* **ITEMS**
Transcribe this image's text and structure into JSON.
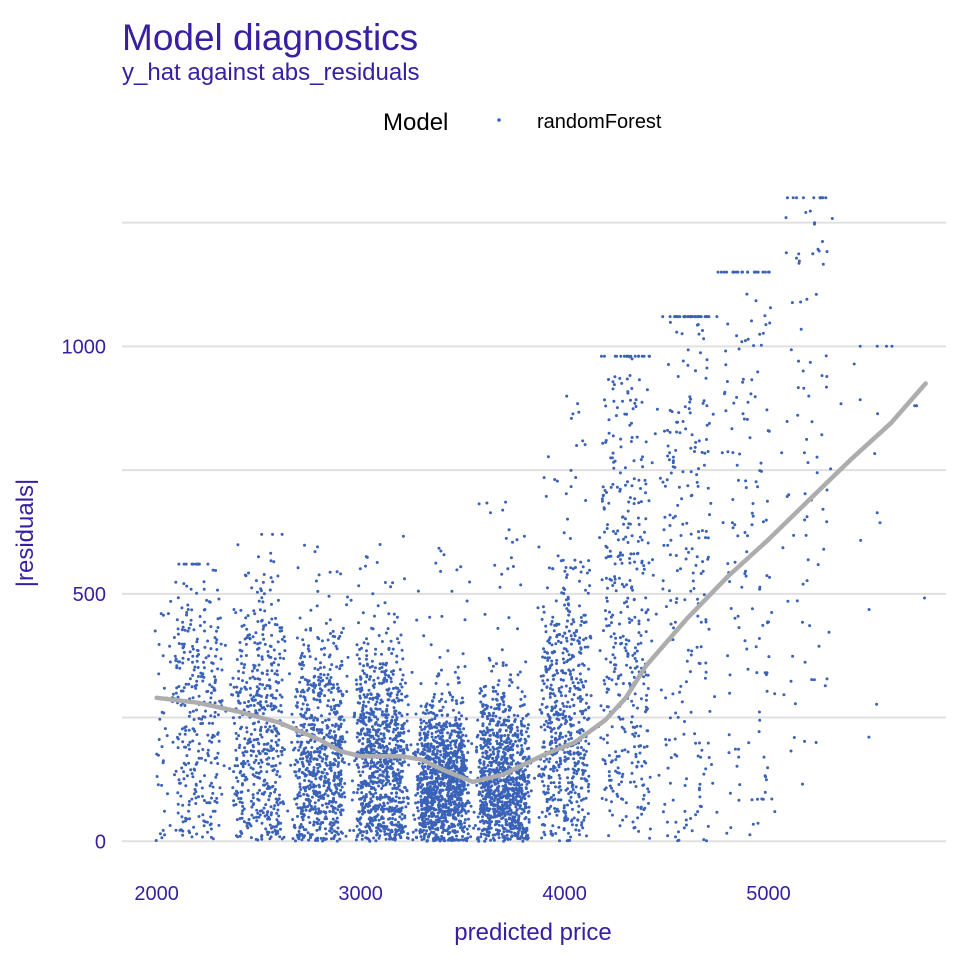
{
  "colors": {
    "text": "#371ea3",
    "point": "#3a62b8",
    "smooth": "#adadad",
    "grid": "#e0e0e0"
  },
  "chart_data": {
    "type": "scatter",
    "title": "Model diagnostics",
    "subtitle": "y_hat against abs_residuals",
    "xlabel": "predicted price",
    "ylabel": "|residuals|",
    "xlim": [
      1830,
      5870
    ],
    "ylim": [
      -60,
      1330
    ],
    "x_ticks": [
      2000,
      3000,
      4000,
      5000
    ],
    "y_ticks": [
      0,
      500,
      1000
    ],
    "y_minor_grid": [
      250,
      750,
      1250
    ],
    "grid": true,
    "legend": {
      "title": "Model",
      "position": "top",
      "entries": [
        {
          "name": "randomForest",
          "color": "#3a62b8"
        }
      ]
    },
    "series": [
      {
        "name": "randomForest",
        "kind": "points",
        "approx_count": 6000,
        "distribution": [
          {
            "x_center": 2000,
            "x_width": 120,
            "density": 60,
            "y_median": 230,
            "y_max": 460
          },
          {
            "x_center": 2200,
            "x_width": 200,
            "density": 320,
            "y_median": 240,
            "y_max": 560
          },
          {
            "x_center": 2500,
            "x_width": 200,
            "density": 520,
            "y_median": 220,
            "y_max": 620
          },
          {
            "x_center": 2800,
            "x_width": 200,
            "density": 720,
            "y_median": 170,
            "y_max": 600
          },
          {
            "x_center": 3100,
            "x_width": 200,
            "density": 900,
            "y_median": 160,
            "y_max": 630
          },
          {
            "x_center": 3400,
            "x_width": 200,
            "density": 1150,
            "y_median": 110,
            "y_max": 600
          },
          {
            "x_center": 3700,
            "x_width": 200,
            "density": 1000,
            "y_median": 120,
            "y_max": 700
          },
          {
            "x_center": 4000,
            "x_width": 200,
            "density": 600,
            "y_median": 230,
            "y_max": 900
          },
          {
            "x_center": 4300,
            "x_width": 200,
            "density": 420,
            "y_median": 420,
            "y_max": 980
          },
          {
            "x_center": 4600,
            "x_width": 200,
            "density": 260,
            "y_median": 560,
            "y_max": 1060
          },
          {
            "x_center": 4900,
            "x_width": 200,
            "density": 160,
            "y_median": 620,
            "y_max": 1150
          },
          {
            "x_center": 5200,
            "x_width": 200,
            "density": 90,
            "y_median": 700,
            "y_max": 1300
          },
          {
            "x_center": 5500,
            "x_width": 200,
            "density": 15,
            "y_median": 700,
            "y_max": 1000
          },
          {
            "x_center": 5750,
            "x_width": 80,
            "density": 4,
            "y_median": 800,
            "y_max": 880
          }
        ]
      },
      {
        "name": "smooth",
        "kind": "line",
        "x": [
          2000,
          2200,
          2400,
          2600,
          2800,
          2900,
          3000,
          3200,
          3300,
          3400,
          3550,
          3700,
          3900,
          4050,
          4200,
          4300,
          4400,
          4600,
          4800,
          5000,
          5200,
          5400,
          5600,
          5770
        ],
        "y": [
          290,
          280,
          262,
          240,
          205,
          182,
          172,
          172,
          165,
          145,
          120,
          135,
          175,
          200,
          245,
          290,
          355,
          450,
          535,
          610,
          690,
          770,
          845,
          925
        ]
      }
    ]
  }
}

* **WHAT YOU ARE ASKED TO DO**
Each line of the data is to be duplicated exactly; pictures stay out of the copy.

* **THE OUTPUT**
Transcribe this image's text and structure into JSON.
{
  "colors": {
    "text": "#371ea3",
    "point": "#3a62b8",
    "smooth": "#adadad",
    "grid": "#e0e0e0"
  },
  "chart_data": {
    "type": "scatter",
    "title": "Model diagnostics",
    "subtitle": "y_hat against abs_residuals",
    "xlabel": "predicted price",
    "ylabel": "|residuals|",
    "xlim": [
      1830,
      5870
    ],
    "ylim": [
      -60,
      1330
    ],
    "x_ticks": [
      2000,
      3000,
      4000,
      5000
    ],
    "y_ticks": [
      0,
      500,
      1000
    ],
    "y_minor_grid": [
      250,
      750,
      1250
    ],
    "grid": true,
    "legend": {
      "title": "Model",
      "position": "top",
      "entries": [
        {
          "name": "randomForest",
          "color": "#3a62b8"
        }
      ]
    },
    "series": [
      {
        "name": "randomForest",
        "kind": "points",
        "approx_count": 6000,
        "distribution": [
          {
            "x_center": 2000,
            "x_width": 120,
            "density": 60,
            "y_median": 230,
            "y_max": 460
          },
          {
            "x_center": 2200,
            "x_width": 200,
            "density": 320,
            "y_median": 240,
            "y_max": 560
          },
          {
            "x_center": 2500,
            "x_width": 200,
            "density": 520,
            "y_median": 220,
            "y_max": 620
          },
          {
            "x_center": 2800,
            "x_width": 200,
            "density": 720,
            "y_median": 170,
            "y_max": 600
          },
          {
            "x_center": 3100,
            "x_width": 200,
            "density": 900,
            "y_median": 160,
            "y_max": 630
          },
          {
            "x_center": 3400,
            "x_width": 200,
            "density": 1150,
            "y_median": 110,
            "y_max": 600
          },
          {
            "x_center": 3700,
            "x_width": 200,
            "density": 1000,
            "y_median": 120,
            "y_max": 700
          },
          {
            "x_center": 4000,
            "x_width": 200,
            "density": 600,
            "y_median": 230,
            "y_max": 900
          },
          {
            "x_center": 4300,
            "x_width": 200,
            "density": 420,
            "y_median": 420,
            "y_max": 980
          },
          {
            "x_center": 4600,
            "x_width": 200,
            "density": 260,
            "y_median": 560,
            "y_max": 1060
          },
          {
            "x_center": 4900,
            "x_width": 200,
            "density": 160,
            "y_median": 620,
            "y_max": 1150
          },
          {
            "x_center": 5200,
            "x_width": 200,
            "density": 90,
            "y_median": 700,
            "y_max": 1300
          },
          {
            "x_center": 5500,
            "x_width": 200,
            "density": 15,
            "y_median": 700,
            "y_max": 1000
          },
          {
            "x_center": 5750,
            "x_width": 80,
            "density": 4,
            "y_median": 800,
            "y_max": 880
          }
        ]
      },
      {
        "name": "smooth",
        "kind": "line",
        "x": [
          2000,
          2200,
          2400,
          2600,
          2800,
          2900,
          3000,
          3200,
          3300,
          3400,
          3550,
          3700,
          3900,
          4050,
          4200,
          4300,
          4400,
          4600,
          4800,
          5000,
          5200,
          5400,
          5600,
          5770
        ],
        "y": [
          290,
          280,
          262,
          240,
          205,
          182,
          172,
          172,
          165,
          145,
          120,
          135,
          175,
          200,
          245,
          290,
          355,
          450,
          535,
          610,
          690,
          770,
          845,
          925
        ]
      }
    ]
  }
}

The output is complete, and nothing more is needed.